• _What to produce_: Starting at the beginning of the records and ending at the line that contains "tree-folder-bitmap[interactable]: Bitmap: [54, 91, 91, 105]", change "Replace Bitmap" to "Swap Bitmap" and write those lines out again with nothing else altered.

• _The data_:
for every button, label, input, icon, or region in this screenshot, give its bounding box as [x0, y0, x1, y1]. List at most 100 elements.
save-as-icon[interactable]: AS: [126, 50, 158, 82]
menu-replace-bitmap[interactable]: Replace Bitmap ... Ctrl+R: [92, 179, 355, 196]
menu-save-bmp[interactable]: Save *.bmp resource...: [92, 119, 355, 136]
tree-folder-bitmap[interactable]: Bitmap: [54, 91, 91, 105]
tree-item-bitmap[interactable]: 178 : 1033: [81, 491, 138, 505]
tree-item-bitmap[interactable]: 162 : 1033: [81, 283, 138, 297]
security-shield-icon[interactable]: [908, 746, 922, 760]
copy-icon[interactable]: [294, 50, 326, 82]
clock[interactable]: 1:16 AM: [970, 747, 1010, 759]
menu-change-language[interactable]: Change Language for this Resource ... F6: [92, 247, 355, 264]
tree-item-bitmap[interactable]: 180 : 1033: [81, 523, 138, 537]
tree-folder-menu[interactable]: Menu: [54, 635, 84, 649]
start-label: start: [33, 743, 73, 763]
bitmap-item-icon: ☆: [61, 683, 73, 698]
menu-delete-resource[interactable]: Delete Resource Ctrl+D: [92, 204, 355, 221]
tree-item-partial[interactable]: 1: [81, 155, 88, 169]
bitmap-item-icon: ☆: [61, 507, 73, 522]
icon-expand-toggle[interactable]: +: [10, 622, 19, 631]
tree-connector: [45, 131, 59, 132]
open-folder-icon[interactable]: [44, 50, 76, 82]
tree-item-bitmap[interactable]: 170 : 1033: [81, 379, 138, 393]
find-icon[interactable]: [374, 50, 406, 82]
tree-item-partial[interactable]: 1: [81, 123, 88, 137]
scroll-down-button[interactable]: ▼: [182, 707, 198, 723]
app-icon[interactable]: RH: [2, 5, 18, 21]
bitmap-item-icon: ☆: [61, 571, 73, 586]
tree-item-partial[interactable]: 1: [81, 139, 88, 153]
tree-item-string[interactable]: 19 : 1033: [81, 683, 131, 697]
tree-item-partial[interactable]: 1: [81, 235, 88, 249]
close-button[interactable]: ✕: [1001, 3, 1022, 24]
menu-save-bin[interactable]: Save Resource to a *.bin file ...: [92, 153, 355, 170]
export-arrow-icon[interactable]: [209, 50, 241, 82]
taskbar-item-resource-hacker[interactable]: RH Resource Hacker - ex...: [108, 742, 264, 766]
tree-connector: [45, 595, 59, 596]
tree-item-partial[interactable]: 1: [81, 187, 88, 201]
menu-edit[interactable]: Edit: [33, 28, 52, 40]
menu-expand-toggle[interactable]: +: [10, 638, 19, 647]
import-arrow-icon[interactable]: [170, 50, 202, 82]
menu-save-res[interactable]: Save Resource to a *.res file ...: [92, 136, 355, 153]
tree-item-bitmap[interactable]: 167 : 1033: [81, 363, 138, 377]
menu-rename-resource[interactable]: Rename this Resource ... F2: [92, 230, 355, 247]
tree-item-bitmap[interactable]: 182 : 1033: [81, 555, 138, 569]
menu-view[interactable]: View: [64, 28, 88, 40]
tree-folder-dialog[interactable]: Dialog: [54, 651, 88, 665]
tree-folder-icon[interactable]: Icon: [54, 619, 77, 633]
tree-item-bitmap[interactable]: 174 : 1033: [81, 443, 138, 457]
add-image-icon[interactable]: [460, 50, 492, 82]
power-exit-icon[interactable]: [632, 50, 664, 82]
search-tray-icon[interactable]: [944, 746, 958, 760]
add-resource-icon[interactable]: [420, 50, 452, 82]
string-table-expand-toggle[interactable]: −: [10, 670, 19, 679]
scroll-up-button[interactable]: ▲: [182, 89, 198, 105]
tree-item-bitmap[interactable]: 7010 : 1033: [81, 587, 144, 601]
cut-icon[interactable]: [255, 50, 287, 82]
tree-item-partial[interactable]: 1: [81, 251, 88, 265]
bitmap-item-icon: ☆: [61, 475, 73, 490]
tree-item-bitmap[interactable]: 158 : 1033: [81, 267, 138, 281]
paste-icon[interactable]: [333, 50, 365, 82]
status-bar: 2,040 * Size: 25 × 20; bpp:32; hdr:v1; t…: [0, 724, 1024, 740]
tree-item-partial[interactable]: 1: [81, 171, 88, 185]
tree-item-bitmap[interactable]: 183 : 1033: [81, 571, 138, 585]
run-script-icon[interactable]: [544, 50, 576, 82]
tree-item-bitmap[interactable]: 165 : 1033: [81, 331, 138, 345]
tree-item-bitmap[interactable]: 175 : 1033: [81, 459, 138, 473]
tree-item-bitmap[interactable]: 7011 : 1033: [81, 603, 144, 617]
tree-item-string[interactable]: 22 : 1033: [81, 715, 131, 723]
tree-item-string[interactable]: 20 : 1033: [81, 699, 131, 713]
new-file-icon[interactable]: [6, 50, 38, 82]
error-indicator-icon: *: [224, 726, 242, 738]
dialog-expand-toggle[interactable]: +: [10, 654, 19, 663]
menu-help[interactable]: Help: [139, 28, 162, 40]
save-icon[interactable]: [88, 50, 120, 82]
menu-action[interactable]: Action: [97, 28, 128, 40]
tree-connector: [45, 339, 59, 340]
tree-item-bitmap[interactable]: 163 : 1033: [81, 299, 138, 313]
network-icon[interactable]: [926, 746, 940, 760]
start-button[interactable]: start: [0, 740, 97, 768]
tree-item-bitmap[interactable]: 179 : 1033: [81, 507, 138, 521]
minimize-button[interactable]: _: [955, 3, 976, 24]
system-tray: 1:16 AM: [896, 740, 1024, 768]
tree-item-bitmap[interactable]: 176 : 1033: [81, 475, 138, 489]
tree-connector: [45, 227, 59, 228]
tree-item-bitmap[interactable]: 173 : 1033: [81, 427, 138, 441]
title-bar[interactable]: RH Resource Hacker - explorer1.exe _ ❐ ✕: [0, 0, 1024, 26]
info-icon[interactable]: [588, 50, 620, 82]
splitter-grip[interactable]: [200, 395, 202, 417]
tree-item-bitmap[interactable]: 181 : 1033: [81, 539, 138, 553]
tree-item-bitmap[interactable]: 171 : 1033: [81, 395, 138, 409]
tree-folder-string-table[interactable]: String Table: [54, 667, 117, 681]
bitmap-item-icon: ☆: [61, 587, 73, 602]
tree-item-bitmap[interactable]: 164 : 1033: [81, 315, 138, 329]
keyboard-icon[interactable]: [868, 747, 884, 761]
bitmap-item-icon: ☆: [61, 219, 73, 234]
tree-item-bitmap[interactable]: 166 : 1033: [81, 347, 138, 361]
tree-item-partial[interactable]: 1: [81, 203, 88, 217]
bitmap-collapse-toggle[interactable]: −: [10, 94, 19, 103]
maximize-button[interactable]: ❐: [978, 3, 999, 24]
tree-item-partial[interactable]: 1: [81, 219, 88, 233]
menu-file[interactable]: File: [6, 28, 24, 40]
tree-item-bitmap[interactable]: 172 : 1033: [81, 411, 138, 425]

• _The reply_:
for every button, label, input, icon, or region in this screenshot, give its bounding box as [x0, y0, x1, y1]. List at most 100 elements.
save-as-icon[interactable]: AS: [126, 50, 158, 82]
menu-replace-bitmap[interactable]: Swap Bitmap ... Ctrl+R: [92, 179, 355, 196]
menu-save-bmp[interactable]: Save *.bmp resource...: [92, 119, 355, 136]
tree-folder-bitmap[interactable]: Bitmap: [54, 91, 91, 105]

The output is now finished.